** Task details **
Echo these lines back verbatim, starting with the first line and going on through the line with "fb-with-text: is with", both included.

⟨

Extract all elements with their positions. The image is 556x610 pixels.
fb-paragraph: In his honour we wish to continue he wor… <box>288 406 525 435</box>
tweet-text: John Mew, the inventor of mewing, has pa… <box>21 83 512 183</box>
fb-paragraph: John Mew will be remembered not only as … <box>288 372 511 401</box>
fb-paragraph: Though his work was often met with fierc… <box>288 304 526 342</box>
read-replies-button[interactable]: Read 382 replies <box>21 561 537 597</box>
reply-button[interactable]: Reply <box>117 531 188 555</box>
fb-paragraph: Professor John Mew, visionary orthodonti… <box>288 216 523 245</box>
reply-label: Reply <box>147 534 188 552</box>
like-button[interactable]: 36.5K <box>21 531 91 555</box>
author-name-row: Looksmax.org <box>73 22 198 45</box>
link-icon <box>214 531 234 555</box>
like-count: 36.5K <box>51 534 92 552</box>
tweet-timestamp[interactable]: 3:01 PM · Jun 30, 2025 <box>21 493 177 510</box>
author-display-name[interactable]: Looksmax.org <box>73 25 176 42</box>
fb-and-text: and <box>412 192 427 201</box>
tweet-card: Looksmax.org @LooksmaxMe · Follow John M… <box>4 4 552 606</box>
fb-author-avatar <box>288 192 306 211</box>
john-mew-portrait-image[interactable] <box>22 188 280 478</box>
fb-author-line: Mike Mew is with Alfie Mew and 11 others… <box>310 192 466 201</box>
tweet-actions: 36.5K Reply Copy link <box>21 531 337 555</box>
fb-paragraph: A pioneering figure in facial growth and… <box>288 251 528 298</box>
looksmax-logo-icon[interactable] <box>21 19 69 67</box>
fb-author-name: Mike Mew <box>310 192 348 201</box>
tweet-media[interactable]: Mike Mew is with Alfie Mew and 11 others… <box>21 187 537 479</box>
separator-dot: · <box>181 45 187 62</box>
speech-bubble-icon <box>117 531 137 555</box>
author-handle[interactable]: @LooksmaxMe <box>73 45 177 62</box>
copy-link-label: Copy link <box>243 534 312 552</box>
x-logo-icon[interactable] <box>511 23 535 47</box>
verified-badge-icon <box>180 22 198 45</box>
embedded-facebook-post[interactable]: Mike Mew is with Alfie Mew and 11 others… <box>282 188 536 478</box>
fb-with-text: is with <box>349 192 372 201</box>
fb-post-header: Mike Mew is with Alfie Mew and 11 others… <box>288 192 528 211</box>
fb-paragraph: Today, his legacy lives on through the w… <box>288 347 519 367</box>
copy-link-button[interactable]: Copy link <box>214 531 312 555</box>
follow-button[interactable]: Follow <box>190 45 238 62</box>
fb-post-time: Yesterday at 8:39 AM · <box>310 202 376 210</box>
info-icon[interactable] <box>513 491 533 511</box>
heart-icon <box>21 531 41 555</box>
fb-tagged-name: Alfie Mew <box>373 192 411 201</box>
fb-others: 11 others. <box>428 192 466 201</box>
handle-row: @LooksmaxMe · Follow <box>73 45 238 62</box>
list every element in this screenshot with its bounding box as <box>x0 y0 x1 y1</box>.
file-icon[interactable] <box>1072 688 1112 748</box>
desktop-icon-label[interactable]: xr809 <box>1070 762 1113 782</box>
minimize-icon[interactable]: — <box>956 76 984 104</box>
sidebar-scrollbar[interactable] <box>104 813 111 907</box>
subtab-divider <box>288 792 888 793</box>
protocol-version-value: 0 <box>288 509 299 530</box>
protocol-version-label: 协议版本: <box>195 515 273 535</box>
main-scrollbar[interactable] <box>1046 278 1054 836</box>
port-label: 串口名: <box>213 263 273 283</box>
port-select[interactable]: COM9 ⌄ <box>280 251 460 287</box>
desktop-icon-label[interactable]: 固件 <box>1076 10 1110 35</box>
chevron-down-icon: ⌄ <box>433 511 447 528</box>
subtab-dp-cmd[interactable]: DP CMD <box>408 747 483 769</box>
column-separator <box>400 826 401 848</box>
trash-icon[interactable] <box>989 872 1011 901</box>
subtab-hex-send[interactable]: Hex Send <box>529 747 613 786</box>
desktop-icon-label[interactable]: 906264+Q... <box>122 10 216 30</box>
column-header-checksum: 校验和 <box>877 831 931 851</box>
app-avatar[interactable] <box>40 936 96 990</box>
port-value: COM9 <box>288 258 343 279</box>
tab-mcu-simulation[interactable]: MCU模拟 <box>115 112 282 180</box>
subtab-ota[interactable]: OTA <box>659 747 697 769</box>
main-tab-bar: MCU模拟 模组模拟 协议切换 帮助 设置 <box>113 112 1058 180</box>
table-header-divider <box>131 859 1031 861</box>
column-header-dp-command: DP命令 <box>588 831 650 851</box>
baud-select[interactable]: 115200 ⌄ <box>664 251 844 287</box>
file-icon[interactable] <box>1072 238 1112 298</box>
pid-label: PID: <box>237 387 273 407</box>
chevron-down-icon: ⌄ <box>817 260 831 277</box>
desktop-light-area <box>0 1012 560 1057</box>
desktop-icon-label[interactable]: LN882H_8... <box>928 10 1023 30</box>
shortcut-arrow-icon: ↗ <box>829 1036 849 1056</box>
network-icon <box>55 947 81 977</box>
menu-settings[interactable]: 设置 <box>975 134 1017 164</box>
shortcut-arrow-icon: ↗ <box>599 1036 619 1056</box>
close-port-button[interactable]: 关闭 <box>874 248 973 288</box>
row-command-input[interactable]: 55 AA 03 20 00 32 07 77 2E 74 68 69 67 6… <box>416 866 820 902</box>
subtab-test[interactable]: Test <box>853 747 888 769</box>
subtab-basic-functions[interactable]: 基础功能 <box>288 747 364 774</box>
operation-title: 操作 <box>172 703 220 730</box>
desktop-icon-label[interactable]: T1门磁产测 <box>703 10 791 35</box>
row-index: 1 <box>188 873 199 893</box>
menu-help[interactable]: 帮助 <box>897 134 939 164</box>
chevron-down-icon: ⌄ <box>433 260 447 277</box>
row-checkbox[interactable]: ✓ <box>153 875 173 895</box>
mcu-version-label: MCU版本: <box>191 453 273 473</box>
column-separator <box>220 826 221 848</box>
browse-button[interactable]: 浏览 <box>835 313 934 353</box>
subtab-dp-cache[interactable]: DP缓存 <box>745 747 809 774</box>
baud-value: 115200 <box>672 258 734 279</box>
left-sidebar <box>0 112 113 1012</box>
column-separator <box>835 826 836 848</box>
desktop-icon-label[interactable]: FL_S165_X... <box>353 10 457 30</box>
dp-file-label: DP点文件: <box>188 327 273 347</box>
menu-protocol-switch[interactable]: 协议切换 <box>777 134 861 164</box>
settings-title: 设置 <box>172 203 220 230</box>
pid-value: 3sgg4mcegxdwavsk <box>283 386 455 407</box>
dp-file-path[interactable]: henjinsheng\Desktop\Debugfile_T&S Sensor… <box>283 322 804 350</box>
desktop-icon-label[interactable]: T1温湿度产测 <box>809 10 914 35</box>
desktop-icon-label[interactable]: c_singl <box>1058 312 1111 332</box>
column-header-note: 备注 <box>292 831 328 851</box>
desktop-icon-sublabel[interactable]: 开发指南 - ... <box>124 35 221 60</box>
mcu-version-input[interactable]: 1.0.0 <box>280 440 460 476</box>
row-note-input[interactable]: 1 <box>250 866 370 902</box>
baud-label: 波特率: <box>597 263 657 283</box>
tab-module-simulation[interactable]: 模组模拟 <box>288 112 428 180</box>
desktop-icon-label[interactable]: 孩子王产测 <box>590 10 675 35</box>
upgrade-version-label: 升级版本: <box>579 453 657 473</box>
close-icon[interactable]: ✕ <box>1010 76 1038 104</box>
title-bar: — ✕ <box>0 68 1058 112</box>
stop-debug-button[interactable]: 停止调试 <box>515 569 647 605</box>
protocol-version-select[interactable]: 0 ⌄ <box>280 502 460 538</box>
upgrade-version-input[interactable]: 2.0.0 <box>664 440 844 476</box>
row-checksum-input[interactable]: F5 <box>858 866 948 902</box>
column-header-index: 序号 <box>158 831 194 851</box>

⟩

** Task output **
Extract all elements with their positions. The image is 556x610 pixels.
fb-paragraph: In his honour we wish to continue he wor… <box>288 406 525 435</box>
tweet-text: John Mew, the inventor of mewing, has pa… <box>21 83 512 183</box>
fb-paragraph: John Mew will be remembered not only as … <box>288 372 511 401</box>
fb-paragraph: Though his work was often met with fierc… <box>288 304 526 342</box>
read-replies-button[interactable]: Read 382 replies <box>21 561 537 597</box>
reply-button[interactable]: Reply <box>117 531 188 555</box>
fb-paragraph: Professor John Mew, visionary orthodonti… <box>288 216 523 245</box>
reply-label: Reply <box>147 534 188 552</box>
like-button[interactable]: 36.5K <box>21 531 91 555</box>
author-name-row: Looksmax.org <box>73 22 198 45</box>
link-icon <box>214 531 234 555</box>
like-count: 36.5K <box>51 534 92 552</box>
tweet-timestamp[interactable]: 3:01 PM · Jun 30, 2025 <box>21 493 177 510</box>
author-display-name[interactable]: Looksmax.org <box>73 25 176 42</box>
fb-and-text: and <box>412 192 427 201</box>
tweet-card: Looksmax.org @LooksmaxMe · Follow John M… <box>4 4 552 606</box>
fb-author-avatar <box>288 192 306 211</box>
john-mew-portrait-image[interactable] <box>22 188 280 478</box>
fb-author-line: Mike Mew is with Alfie Mew and 11 others… <box>310 192 466 201</box>
tweet-actions: 36.5K Reply Copy link <box>21 531 337 555</box>
fb-paragraph: A pioneering figure in facial growth and… <box>288 251 528 298</box>
looksmax-logo-icon[interactable] <box>21 19 69 67</box>
fb-author-name: Mike Mew <box>310 192 348 201</box>
tweet-media[interactable]: Mike Mew is with Alfie Mew and 11 others… <box>21 187 537 479</box>
separator-dot: · <box>181 45 187 62</box>
speech-bubble-icon <box>117 531 137 555</box>
author-handle[interactable]: @LooksmaxMe <box>73 45 177 62</box>
copy-link-label: Copy link <box>243 534 312 552</box>
x-logo-icon[interactable] <box>511 23 535 47</box>
verified-badge-icon <box>180 22 198 45</box>
embedded-facebook-post[interactable]: Mike Mew is with Alfie Mew and 11 others… <box>282 188 536 478</box>
fb-with-text: is with <box>349 192 372 201</box>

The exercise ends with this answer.